**OBJECTIVE**.
From the listing below, pull each line that includes "this".

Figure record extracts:

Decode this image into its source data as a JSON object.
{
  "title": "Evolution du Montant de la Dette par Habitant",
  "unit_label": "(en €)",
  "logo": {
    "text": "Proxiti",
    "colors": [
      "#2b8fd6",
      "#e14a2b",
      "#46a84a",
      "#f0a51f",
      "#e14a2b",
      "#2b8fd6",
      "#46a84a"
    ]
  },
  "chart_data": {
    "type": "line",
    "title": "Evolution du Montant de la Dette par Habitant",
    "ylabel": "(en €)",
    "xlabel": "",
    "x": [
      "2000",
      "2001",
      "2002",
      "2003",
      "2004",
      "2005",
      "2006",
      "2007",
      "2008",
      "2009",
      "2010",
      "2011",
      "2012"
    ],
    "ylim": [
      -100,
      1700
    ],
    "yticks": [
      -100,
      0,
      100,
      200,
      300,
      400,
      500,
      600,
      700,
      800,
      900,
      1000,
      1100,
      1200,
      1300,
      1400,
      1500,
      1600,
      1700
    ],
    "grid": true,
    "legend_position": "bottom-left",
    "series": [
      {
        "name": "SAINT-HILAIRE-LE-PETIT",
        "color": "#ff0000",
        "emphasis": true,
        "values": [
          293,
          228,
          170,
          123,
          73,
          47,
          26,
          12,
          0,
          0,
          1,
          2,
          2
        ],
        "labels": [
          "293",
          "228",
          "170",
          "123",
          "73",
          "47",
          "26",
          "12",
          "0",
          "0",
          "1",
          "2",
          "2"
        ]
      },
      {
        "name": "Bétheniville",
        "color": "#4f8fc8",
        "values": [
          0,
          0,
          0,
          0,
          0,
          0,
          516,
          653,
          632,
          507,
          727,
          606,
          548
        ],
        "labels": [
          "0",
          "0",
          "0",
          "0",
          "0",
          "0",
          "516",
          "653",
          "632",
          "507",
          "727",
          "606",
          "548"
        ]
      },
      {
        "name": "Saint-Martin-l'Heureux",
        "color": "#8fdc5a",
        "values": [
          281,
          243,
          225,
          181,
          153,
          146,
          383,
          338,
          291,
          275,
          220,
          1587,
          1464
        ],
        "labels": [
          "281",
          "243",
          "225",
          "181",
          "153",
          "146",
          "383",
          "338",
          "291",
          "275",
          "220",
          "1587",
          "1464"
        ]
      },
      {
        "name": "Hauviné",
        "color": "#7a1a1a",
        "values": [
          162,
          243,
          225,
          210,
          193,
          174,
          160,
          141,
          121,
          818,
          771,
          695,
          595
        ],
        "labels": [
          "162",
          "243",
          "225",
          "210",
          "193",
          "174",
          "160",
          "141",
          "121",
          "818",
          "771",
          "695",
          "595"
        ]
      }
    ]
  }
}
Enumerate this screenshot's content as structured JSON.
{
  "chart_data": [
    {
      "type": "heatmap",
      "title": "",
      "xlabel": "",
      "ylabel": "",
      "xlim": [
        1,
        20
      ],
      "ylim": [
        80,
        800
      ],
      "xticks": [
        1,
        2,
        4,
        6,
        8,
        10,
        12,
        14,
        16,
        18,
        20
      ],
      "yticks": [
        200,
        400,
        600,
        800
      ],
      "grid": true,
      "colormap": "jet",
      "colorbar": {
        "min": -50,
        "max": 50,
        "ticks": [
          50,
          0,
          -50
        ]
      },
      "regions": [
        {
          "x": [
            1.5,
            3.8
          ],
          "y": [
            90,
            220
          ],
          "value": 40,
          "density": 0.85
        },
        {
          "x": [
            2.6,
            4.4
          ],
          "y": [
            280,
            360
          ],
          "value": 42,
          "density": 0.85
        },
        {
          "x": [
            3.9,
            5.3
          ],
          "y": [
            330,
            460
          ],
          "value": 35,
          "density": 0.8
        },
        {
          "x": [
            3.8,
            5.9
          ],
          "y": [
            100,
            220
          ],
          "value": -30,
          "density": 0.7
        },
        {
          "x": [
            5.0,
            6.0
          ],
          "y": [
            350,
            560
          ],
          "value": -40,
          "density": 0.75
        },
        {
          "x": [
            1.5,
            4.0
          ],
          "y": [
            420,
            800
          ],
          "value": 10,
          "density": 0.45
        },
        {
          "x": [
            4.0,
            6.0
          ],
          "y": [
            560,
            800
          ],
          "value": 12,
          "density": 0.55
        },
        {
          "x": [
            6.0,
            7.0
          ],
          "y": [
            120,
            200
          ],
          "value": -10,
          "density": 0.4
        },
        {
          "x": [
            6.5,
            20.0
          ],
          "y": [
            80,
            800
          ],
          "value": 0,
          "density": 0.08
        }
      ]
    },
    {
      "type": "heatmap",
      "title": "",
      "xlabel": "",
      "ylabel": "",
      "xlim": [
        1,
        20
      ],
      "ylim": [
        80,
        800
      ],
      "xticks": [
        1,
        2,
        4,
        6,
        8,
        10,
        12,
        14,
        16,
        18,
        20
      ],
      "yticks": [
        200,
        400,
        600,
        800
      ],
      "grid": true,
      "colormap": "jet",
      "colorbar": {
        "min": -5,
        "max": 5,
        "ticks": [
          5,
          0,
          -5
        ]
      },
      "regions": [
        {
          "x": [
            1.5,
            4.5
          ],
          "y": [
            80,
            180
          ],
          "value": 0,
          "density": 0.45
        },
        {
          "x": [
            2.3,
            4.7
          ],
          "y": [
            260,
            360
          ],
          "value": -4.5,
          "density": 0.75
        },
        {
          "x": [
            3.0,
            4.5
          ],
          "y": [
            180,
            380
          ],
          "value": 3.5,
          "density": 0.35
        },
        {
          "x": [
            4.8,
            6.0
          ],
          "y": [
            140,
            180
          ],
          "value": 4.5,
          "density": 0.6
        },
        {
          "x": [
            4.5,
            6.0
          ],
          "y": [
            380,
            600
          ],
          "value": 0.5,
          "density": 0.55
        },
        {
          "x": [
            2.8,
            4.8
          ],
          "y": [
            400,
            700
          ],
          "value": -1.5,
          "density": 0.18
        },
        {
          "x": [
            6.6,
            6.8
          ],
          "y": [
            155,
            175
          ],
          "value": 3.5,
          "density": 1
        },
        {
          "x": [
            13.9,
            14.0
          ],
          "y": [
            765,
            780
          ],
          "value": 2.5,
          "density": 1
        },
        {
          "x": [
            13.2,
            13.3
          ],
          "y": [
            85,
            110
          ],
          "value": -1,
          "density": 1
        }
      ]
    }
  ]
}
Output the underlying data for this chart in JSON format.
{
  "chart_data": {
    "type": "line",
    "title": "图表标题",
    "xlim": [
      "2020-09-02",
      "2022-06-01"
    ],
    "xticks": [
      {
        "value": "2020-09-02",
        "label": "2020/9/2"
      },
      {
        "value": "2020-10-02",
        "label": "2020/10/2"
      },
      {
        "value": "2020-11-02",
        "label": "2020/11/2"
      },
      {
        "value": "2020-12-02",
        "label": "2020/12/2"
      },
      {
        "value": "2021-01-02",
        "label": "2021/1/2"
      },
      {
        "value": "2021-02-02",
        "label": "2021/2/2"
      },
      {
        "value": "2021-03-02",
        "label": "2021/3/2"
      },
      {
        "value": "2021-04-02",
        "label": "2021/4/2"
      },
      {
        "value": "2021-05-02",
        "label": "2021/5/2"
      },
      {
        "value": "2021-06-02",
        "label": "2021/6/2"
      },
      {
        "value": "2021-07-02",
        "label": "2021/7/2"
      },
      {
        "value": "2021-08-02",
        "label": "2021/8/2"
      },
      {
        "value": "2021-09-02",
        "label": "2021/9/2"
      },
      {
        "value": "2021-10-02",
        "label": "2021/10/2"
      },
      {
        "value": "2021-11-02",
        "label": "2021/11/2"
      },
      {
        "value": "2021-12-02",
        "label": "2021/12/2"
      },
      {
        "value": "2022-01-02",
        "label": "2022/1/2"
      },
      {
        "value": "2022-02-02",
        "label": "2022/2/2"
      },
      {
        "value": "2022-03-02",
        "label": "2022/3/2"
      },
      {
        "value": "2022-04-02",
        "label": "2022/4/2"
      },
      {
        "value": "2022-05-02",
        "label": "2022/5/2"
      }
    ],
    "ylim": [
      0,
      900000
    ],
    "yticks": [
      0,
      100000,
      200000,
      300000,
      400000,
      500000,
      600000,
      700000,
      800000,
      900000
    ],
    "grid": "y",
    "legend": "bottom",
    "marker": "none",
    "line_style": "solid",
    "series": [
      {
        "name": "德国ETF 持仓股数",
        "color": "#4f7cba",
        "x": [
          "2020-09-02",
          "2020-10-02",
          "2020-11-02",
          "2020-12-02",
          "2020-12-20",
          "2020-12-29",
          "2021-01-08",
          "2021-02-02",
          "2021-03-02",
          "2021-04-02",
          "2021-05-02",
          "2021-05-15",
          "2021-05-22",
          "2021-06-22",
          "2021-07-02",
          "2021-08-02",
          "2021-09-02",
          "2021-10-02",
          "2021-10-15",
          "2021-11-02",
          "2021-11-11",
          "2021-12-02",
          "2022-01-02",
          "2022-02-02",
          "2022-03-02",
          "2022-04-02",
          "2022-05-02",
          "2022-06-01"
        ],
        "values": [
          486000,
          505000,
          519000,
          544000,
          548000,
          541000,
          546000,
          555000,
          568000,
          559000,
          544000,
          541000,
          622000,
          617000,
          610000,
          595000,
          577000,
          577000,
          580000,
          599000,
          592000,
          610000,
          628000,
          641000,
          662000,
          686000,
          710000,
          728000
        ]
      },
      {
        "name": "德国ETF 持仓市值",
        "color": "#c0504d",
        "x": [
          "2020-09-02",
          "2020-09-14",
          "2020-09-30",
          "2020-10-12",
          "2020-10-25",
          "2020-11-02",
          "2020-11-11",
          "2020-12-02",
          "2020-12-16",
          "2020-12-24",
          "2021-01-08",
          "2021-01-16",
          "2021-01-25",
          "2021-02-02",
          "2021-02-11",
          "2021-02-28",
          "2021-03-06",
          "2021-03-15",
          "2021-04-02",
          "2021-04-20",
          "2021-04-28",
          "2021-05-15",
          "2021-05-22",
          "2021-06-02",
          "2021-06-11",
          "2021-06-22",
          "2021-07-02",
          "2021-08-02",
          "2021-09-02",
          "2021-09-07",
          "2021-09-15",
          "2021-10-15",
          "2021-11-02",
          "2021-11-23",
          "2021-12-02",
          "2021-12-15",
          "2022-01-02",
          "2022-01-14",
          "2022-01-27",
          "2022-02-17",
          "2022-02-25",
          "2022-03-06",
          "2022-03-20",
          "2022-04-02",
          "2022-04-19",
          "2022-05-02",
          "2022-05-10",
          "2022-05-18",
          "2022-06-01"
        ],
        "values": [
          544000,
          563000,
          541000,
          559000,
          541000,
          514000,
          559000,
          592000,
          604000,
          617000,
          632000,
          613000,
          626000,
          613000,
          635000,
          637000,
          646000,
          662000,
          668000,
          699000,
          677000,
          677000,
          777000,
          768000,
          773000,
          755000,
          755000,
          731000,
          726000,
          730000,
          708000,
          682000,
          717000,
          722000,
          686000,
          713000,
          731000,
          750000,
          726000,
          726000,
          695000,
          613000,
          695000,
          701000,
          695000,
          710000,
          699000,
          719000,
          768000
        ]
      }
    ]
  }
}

**ANSWER TO THE PROBLEM**.
Decode this image into its source data as a JSON object.
Enumerate this screenshot's content as structured JSON.
Output the underlying data for this chart in JSON format.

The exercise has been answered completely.